## TASK GOAL
Reproduce the data exactly and drop any pictures it holds.

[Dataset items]
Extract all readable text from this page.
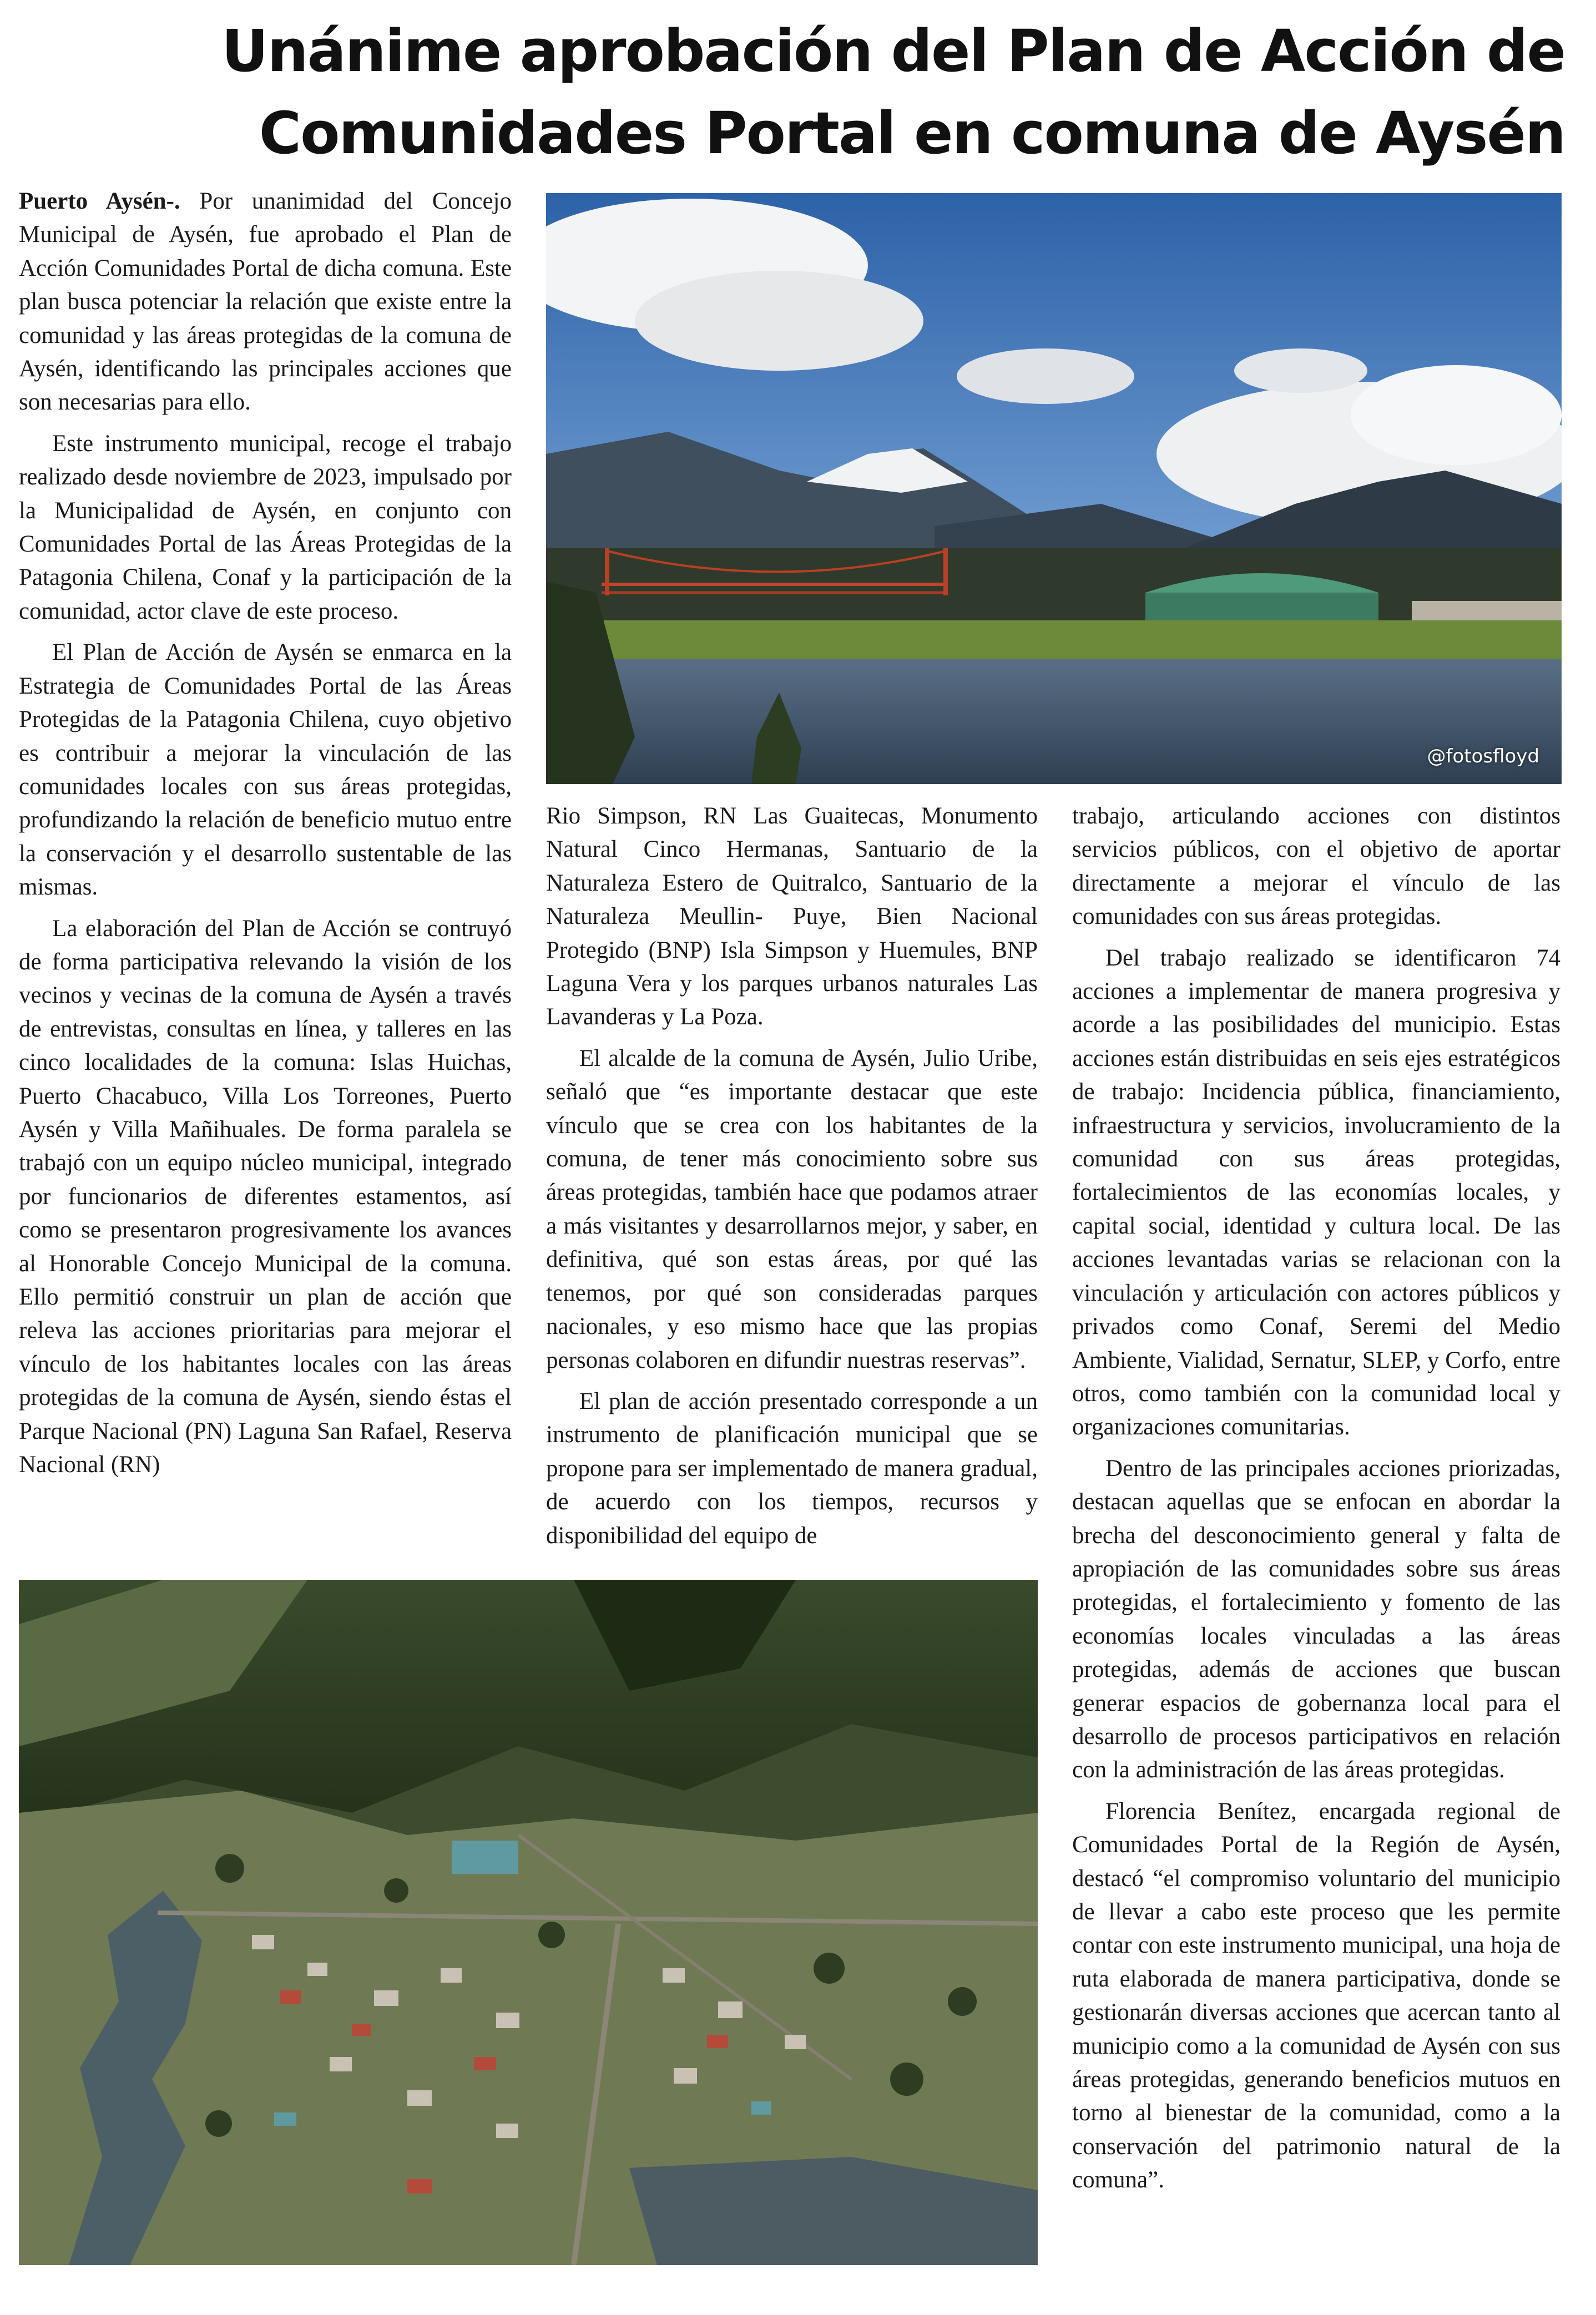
Unánime aprobación del Plan de Acción de Comunidades Portal en comuna de Aysén

Puerto Aysén-. Por unanimidad del Concejo Municipal de Aysén, fue aprobado el Plan de Acción Comunidades Portal de dicha comuna. Este plan busca potenciar la relación que existe entre la comunidad y las áreas protegidas de la comuna de Aysén, identificando las principales acciones que son necesarias para ello.

Este instrumento municipal, recoge el trabajo realizado desde noviembre de 2023, impulsado por la Municipalidad de Aysén, en conjunto con Comunidades Portal de las Áreas Protegidas de la Patagonia Chilena, Conaf y la participación de la comunidad, actor clave de este proceso.

El Plan de Acción de Aysén se enmarca en la Estrategia de Comunidades Portal de las Áreas Protegidas de la Patagonia Chilena, cuyo objetivo es contribuir a mejorar la vinculación de las comunidades locales con sus áreas protegidas, profundizando la relación de beneficio mutuo entre la conservación y el desarrollo sustentable de las mismas.

La elaboración del Plan de Acción se contruyó de forma participativa relevando la visión de los vecinos y vecinas de la comuna de Aysén a través de entrevistas, consultas en línea, y talleres en las cinco localidades de la comuna: Islas Huichas, Puerto Chacabuco, Villa Los Torreones, Puerto Aysén y Villa Mañihuales. De forma paralela se trabajó con un equipo núcleo municipal, integrado por funcionarios de diferentes estamentos, así como se presentaron progresivamente los avances al Honorable Concejo Municipal de la comuna. Ello permitió construir un plan de acción que releva las acciones prioritarias para mejorar el vínculo de los habitantes locales con las áreas protegidas de la comuna de Aysén, siendo éstas el Parque Nacional (PN) Laguna San Rafael, Reserva Nacional (RN)

@fotosfloyd

Rio Simpson, RN Las Guaitecas, Monumento Natural Cinco Hermanas, Santuario de la Naturaleza Estero de Quitralco, Santuario de la Naturaleza Meullin- Puye, Bien Nacional Protegido (BNP) Isla Simpson y Huemules, BNP Laguna Vera y los parques urbanos naturales Las Lavanderas y La Poza.

El alcalde de la comuna de Aysén, Julio Uribe, señaló que “es importante destacar que este vínculo que se crea con los habitantes de la comuna, de tener más conocimiento sobre sus áreas protegidas, también hace que podamos atraer a más visitantes y desarrollarnos mejor, y saber, en definitiva, qué son estas áreas, por qué las tenemos, por qué son consideradas parques nacionales, y eso mismo hace que las propias personas colaboren en difundir nuestras reservas”.

El plan de acción presentado corresponde a un instrumento de planificación municipal que se propone para ser implementado de manera gradual, de acuerdo con los tiempos, recursos y disponibilidad del equipo de

trabajo, articulando acciones con distintos servicios públicos, con el objetivo de aportar directamente a mejorar el vínculo de las comunidades con sus áreas protegidas.

Del trabajo realizado se identificaron 74 acciones a implementar de manera progresiva y acorde a las posibilidades del municipio. Estas acciones están distribuidas en seis ejes estratégicos de trabajo: Incidencia pública, financiamiento, infraestructura y servicios, involucramiento de la comunidad con sus áreas protegidas, fortalecimientos de las economías locales, y capital social, identidad y cultura local. De las acciones levantadas varias se relacionan con la vinculación y articulación con actores públicos y privados como Conaf, Seremi del Medio Ambiente, Vialidad, Sernatur, SLEP, y Corfo, entre otros, como también con la comunidad local y organizaciones comunitarias.

Dentro de las principales acciones priorizadas, destacan aquellas que se enfocan en abordar la brecha del desconocimiento general y falta de apropiación de las comunidades sobre sus áreas protegidas, el fortalecimiento y fomento de las economías locales vinculadas a las áreas protegidas, además de acciones que buscan generar espacios de gobernanza local para el desarrollo de procesos participativos en relación con la administración de las áreas protegidas.

Florencia Benítez, encargada regional de Comunidades Portal de la Región de Aysén, destacó “el compromiso voluntario del municipio de llevar a cabo este proceso que les permite contar con este instrumento municipal, una hoja de ruta elaborada de manera participativa, donde se gestionarán diversas acciones que acercan tanto al municipio como a la comunidad de Aysén con sus áreas protegidas, generando beneficios mutuos en torno al bienestar de la comunidad, como a la conservación del patrimonio natural de la comuna”.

## TASK SOLUTION
Extract all readable text from this page.
Unánime aprobación del Plan de Acción de Comunidades Portal en comuna de Aysén

Puerto Aysén-. Por unanimidad del Concejo Municipal de Aysén, fue aprobado el Plan de Acción Comunidades Portal de dicha comuna. Este plan busca potenciar la relación que existe entre la comunidad y las áreas protegidas de la comuna de Aysén, identificando las principales acciones que son necesarias para ello.

Este instrumento municipal, recoge el trabajo realizado desde noviembre de 2023, impulsado por la Municipalidad de Aysén, en conjunto con Comunidades Portal de las Áreas Protegidas de la Patagonia Chilena, Conaf y la participación de la comunidad, actor clave de este proceso.

El Plan de Acción de Aysén se enmarca en la Estrategia de Comunidades Portal de las Áreas Protegidas de la Patagonia Chilena, cuyo objetivo es contribuir a mejorar la vinculación de las comunidades locales con sus áreas protegidas, profundizando la relación de beneficio mutuo entre la conservación y el desarrollo sustentable de las mismas.

La elaboración del Plan de Acción se contruyó de forma participativa relevando la visión de los vecinos y vecinas de la comuna de Aysén a través de entrevistas, consultas en línea, y talleres en las cinco localidades de la comuna: Islas Huichas, Puerto Chacabuco, Villa Los Torreones, Puerto Aysén y Villa Mañihuales. De forma paralela se trabajó con un equipo núcleo municipal, integrado por funcionarios de diferentes estamentos, así como se presentaron progresivamente los avances al Honorable Concejo Municipal de la comuna. Ello permitió construir un plan de acción que releva las acciones prioritarias para mejorar el vínculo de los habitantes locales con las áreas protegidas de la comuna de Aysén, siendo éstas el Parque Nacional (PN) Laguna San Rafael, Reserva Nacional (RN)

@fotosfloyd

Rio Simpson, RN Las Guaitecas, Monumento Natural Cinco Hermanas, Santuario de la Naturaleza Estero de Quitralco, Santuario de la Naturaleza Meullin- Puye, Bien Nacional Protegido (BNP) Isla Simpson y Huemules, BNP Laguna Vera y los parques urbanos naturales Las Lavanderas y La Poza.

El alcalde de la comuna de Aysén, Julio Uribe, señaló que “es importante destacar que este vínculo que se crea con los habitantes de la comuna, de tener más conocimiento sobre sus áreas protegidas, también hace que podamos atraer a más visitantes y desarrollarnos mejor, y saber, en definitiva, qué son estas áreas, por qué las tenemos, por qué son consideradas parques nacionales, y eso mismo hace que las propias personas colaboren en difundir nuestras reservas”.

El plan de acción presentado corresponde a un instrumento de planificación municipal que se propone para ser implementado de manera gradual, de acuerdo con los tiempos, recursos y disponibilidad del equipo de

trabajo, articulando acciones con distintos servicios públicos, con el objetivo de aportar directamente a mejorar el vínculo de las comunidades con sus áreas protegidas.

Del trabajo realizado se identificaron 74 acciones a implementar de manera progresiva y acorde a las posibilidades del municipio. Estas acciones están distribuidas en seis ejes estratégicos de trabajo: Incidencia pública, financiamiento, infraestructura y servicios, involucramiento de la comunidad con sus áreas protegidas, fortalecimientos de las economías locales, y capital social, identidad y cultura local. De las acciones levantadas varias se relacionan con la vinculación y articulación con actores públicos y privados como Conaf, Seremi del Medio Ambiente, Vialidad, Sernatur, SLEP, y Corfo, entre otros, como también con la comunidad local y organizaciones comunitarias.

Dentro de las principales acciones priorizadas, destacan aquellas que se enfocan en abordar la brecha del desconocimiento general y falta de apropiación de las comunidades sobre sus áreas protegidas, el fortalecimiento y fomento de las economías locales vinculadas a las áreas protegidas, además de acciones que buscan generar espacios de gobernanza local para el desarrollo de procesos participativos en relación con la administración de las áreas protegidas.

Florencia Benítez, encargada regional de Comunidades Portal de la Región de Aysén, destacó “el compromiso voluntario del municipio de llevar a cabo este proceso que les permite contar con este instrumento municipal, una hoja de ruta elaborada de manera participativa, donde se gestionarán diversas acciones que acercan tanto al municipio como a la comunidad de Aysén con sus áreas protegidas, generando beneficios mutuos en torno al bienestar de la comunidad, como a la conservación del patrimonio natural de la comuna”.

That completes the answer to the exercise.